## To be done
Print verbatim every line starting at the one that contains "Read this page and output its text content." and ending at the final line of the records; include both endpoints.

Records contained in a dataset
***

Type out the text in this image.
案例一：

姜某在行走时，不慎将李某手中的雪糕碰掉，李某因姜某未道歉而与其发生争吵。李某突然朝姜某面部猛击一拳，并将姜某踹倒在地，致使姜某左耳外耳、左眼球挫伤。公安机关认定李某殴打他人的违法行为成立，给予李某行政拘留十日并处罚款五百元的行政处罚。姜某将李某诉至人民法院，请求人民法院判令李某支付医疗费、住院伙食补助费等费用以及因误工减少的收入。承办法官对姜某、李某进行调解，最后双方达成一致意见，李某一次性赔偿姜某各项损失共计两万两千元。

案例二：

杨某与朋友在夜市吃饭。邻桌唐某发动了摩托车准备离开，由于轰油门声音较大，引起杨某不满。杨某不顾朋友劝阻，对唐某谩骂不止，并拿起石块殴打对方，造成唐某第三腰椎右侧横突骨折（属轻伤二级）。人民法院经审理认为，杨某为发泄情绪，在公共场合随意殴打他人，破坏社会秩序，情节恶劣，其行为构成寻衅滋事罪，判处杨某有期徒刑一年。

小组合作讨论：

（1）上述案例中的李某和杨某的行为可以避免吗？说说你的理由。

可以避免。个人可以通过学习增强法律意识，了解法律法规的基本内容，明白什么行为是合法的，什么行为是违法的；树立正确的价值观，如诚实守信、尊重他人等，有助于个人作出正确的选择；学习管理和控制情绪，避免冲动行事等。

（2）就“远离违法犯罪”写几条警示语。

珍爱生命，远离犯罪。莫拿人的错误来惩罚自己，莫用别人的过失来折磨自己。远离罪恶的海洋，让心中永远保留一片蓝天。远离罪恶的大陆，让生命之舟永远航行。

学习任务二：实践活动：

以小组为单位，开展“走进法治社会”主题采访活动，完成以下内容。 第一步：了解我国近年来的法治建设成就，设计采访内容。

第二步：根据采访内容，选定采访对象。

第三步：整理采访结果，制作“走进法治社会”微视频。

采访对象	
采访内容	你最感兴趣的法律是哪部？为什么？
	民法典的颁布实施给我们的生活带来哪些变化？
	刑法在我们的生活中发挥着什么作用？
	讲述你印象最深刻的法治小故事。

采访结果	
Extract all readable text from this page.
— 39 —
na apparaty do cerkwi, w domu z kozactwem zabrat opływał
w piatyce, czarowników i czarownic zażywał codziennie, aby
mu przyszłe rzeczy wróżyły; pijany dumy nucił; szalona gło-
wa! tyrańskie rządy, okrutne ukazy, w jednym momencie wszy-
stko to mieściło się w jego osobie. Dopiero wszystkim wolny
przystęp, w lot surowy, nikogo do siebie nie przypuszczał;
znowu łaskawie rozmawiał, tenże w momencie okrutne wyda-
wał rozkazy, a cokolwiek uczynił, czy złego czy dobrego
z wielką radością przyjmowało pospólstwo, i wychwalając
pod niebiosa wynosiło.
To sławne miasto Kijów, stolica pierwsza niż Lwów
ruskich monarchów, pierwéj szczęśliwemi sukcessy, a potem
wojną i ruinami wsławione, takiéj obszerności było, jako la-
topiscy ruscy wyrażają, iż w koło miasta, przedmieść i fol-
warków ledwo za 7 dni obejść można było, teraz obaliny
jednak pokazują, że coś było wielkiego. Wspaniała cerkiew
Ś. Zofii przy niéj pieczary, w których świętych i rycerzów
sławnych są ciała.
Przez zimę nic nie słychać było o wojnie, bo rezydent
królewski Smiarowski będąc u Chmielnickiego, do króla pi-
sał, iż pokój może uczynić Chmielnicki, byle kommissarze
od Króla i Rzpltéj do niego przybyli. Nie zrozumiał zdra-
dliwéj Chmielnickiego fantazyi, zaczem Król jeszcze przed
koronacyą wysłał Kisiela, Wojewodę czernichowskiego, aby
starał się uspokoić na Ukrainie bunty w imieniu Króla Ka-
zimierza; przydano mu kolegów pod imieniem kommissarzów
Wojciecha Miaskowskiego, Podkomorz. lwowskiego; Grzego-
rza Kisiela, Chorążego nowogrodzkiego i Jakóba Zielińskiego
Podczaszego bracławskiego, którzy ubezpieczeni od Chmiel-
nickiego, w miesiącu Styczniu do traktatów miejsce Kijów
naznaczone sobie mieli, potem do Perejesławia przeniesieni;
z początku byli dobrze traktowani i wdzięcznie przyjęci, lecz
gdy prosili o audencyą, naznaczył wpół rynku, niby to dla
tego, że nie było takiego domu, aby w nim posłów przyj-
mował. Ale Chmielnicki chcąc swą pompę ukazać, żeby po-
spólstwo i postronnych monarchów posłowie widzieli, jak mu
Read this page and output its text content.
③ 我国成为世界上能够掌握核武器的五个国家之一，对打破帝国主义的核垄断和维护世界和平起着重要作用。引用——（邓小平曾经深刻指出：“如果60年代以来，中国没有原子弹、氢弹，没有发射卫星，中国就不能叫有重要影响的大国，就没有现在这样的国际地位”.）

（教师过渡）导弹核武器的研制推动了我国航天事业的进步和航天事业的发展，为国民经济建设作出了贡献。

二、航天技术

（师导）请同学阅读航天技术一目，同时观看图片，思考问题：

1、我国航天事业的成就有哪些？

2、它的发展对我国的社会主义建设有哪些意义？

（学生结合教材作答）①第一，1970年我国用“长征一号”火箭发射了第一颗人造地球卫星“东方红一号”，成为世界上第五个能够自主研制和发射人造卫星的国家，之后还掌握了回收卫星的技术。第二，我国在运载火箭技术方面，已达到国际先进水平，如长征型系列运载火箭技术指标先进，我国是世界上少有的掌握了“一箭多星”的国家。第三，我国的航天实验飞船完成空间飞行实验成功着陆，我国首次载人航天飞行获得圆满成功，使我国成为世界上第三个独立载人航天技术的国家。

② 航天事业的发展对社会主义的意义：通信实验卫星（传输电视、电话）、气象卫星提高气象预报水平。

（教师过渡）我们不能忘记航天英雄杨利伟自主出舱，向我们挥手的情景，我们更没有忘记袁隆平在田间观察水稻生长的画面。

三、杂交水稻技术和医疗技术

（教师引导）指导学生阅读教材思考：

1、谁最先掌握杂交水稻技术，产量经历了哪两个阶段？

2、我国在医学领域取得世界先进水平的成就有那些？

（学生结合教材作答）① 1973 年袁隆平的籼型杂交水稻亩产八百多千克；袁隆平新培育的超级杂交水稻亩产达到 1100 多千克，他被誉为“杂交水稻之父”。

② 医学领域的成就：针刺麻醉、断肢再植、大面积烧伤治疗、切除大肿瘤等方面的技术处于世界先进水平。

***

## Written response
Read this page and output its text content.
③ 我国成为世界上能够掌握核武器的五个国家之一，对打破帝国主义的核垄断和维护世界和平起着重要作用。引用——（邓小平曾经深刻指出：“如果60年代以来，中国没有原子弹、氢弹，没有发射卫星，中国就不能叫有重要影响的大国，就没有现在这样的国际地位”.）

（教师过渡）导弹核武器的研制推动了我国航天事业的进步和航天事业的发展，为国民经济建设作出了贡献。

二、航天技术

（师导）请同学阅读航天技术一目，同时观看图片，思考问题：

1、我国航天事业的成就有哪些？

2、它的发展对我国的社会主义建设有哪些意义？

（学生结合教材作答）①第一，1970年我国用“长征一号”火箭发射了第一颗人造地球卫星“东方红一号”，成为世界上第五个能够自主研制和发射人造卫星的国家，之后还掌握了回收卫星的技术。第二，我国在运载火箭技术方面，已达到国际先进水平，如长征型系列运载火箭技术指标先进，我国是世界上少有的掌握了“一箭多星”的国家。第三，我国的航天实验飞船完成空间飞行实验成功着陆，我国首次载人航天飞行获得圆满成功，使我国成为世界上第三个独立载人航天技术的国家。

② 航天事业的发展对社会主义的意义：通信实验卫星（传输电视、电话）、气象卫星提高气象预报水平。

（教师过渡）我们不能忘记航天英雄杨利伟自主出舱，向我们挥手的情景，我们更没有忘记袁隆平在田间观察水稻生长的画面。

三、杂交水稻技术和医疗技术

（教师引导）指导学生阅读教材思考：

1、谁最先掌握杂交水稻技术，产量经历了哪两个阶段？

2、我国在医学领域取得世界先进水平的成就有那些？

（学生结合教材作答）① 1973 年袁隆平的籼型杂交水稻亩产八百多千克；袁隆平新培育的超级杂交水稻亩产达到 1100 多千克，他被誉为“杂交水稻之父”。

② 医学领域的成就：针刺麻醉、断肢再植、大面积烧伤治疗、切除大肿瘤等方面的技术处于世界先进水平。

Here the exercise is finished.